**DIRECTIONS**. Check every line below for the string "body", and copy the lines that contain it.

§

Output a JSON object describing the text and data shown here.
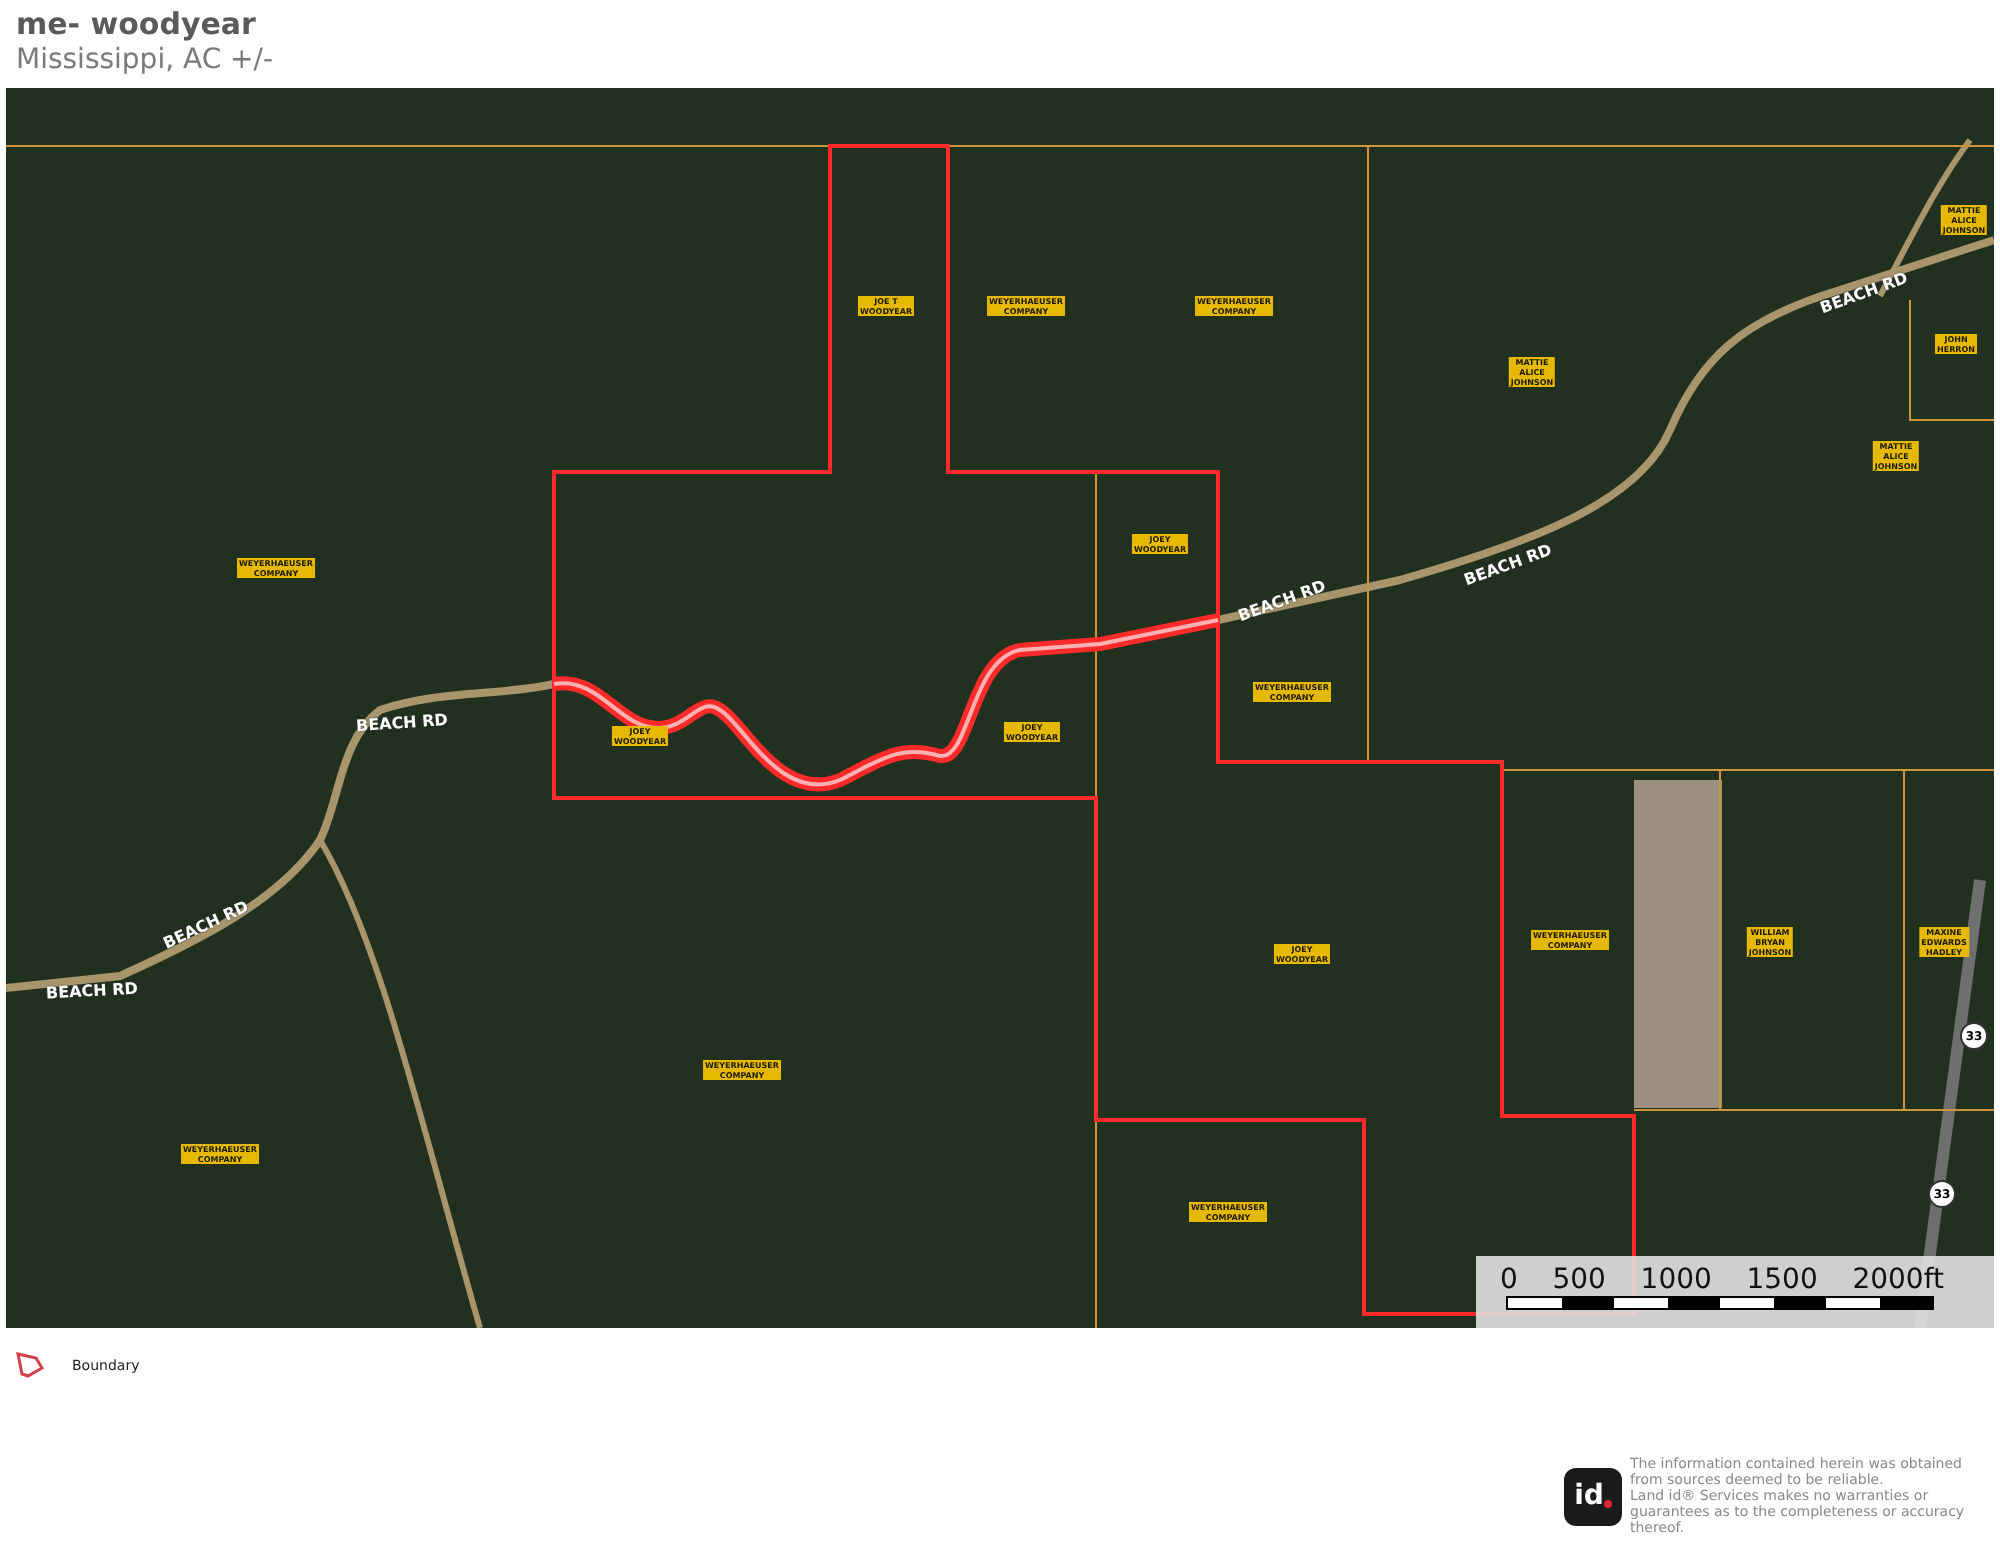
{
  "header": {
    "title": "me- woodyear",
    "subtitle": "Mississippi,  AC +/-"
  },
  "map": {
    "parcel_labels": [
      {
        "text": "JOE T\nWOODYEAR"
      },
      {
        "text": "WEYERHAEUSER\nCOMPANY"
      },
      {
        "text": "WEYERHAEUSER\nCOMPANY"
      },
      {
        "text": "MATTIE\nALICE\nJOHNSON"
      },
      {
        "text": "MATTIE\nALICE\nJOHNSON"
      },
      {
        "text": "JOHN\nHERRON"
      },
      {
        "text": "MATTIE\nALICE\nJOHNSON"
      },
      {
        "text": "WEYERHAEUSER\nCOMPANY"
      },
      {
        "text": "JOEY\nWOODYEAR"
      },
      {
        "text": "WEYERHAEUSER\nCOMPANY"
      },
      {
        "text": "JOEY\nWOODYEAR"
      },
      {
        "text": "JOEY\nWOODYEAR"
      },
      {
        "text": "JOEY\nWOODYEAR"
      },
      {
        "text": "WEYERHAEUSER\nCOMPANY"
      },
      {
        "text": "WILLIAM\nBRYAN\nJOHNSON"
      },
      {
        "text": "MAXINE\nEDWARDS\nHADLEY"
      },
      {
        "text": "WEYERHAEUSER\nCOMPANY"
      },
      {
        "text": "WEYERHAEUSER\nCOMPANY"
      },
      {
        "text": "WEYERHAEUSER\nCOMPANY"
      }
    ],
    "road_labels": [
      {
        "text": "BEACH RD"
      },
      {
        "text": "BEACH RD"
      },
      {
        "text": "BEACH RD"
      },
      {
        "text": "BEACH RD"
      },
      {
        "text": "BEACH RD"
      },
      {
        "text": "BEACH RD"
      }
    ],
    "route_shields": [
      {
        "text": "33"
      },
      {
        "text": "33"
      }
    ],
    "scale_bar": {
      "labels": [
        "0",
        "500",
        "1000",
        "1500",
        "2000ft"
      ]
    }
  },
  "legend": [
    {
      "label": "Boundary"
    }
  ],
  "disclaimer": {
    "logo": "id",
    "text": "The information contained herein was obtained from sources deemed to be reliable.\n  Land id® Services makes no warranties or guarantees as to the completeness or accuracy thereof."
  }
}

§

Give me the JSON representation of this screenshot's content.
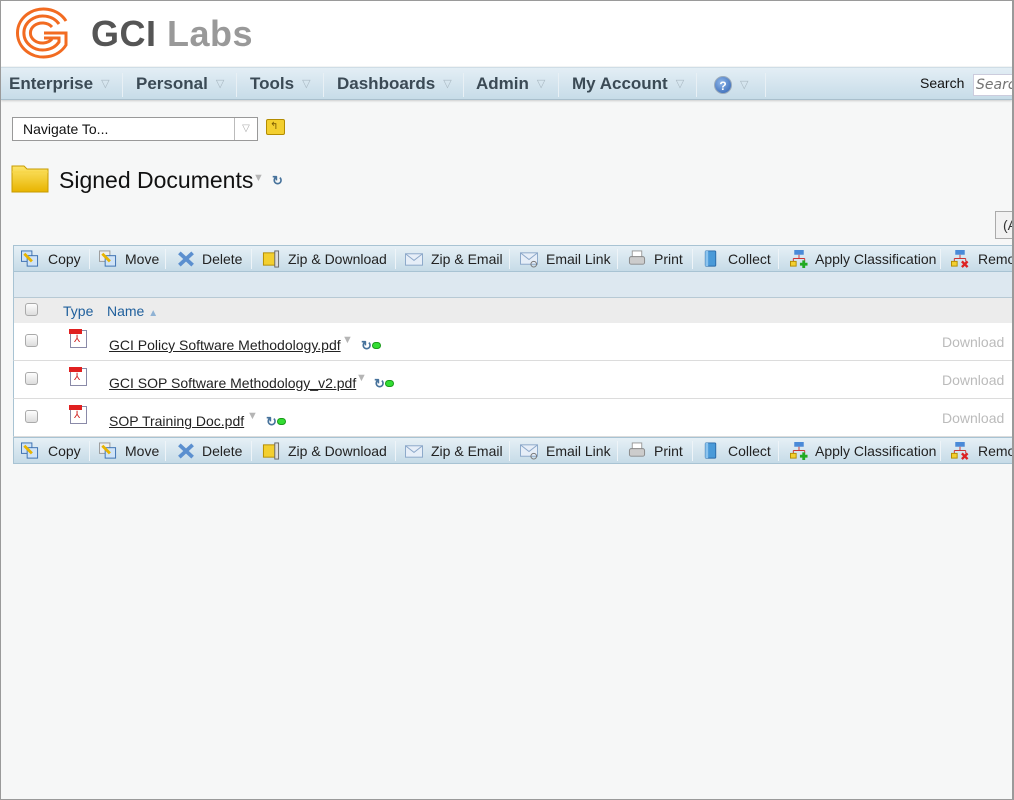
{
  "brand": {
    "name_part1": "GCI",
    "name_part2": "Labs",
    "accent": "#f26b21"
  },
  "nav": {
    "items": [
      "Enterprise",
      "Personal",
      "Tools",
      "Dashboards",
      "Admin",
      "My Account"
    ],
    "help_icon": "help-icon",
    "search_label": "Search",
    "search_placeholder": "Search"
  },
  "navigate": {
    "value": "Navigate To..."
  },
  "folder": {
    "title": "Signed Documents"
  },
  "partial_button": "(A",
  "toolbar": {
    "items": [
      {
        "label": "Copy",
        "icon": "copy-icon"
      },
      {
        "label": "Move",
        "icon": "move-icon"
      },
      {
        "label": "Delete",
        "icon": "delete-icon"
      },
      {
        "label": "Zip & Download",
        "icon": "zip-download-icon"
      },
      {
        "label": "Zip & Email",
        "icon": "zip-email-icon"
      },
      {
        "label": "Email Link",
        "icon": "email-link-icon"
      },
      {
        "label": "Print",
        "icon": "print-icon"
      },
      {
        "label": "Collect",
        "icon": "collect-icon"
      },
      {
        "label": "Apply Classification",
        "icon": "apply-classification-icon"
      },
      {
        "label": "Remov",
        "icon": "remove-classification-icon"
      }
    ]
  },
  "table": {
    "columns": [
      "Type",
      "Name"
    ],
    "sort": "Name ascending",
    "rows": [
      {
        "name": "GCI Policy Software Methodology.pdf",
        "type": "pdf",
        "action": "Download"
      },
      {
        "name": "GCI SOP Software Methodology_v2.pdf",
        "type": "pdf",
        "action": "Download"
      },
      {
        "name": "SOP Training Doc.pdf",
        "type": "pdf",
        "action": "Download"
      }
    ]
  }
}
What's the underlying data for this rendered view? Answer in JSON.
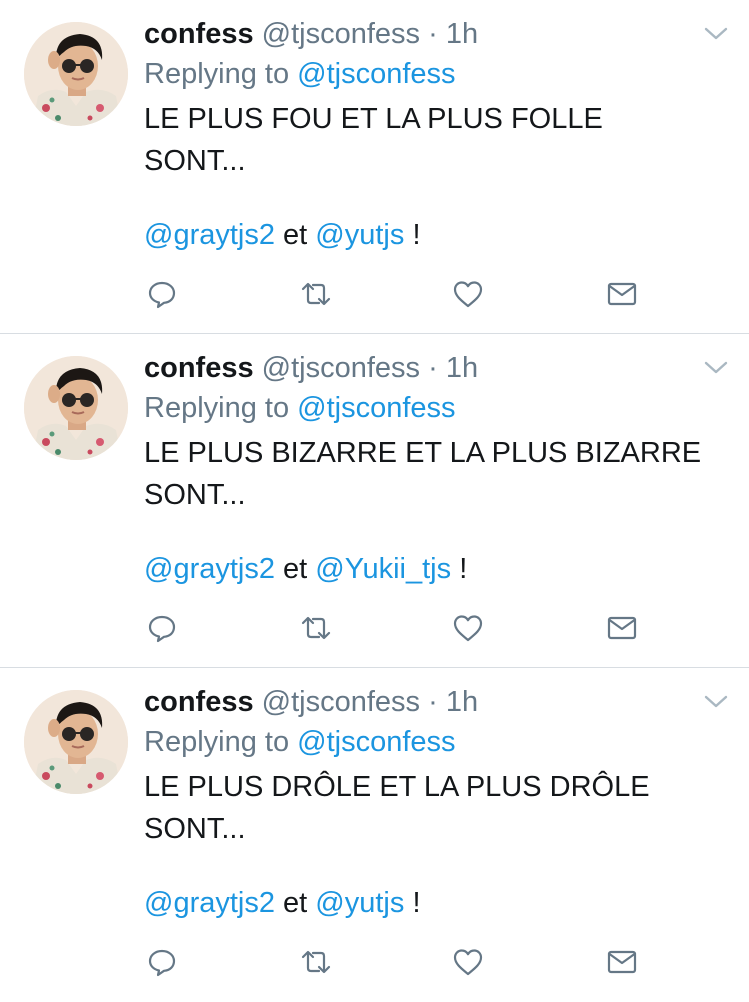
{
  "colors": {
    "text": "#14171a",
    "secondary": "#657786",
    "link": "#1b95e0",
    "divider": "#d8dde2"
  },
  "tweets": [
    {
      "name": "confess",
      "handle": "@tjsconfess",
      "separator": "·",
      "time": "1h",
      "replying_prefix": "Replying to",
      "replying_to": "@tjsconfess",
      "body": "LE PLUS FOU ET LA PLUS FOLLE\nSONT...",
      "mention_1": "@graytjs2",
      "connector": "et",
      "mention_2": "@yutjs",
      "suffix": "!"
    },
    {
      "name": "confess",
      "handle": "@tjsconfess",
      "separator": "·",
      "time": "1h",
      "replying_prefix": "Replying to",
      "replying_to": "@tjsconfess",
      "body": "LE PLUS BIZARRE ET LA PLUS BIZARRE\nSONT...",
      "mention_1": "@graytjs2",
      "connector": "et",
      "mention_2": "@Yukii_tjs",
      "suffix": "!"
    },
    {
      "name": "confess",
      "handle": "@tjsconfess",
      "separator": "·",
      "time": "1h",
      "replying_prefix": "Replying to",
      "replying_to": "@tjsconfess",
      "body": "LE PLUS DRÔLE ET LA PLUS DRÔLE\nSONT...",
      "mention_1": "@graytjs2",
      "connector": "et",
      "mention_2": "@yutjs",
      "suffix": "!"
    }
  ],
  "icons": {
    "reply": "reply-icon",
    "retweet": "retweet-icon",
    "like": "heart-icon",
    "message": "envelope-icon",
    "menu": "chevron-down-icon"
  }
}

§

**TASK RESULT**.
      "body": "LE PLUS FOU ET LA PLUS FOLLE\nSONT...",
      "body": "LE PLUS BIZARRE ET LA PLUS BIZARRE\nSONT...",
      "body": "LE PLUS DRÔLE ET LA PLUS DRÔLE\nSONT...",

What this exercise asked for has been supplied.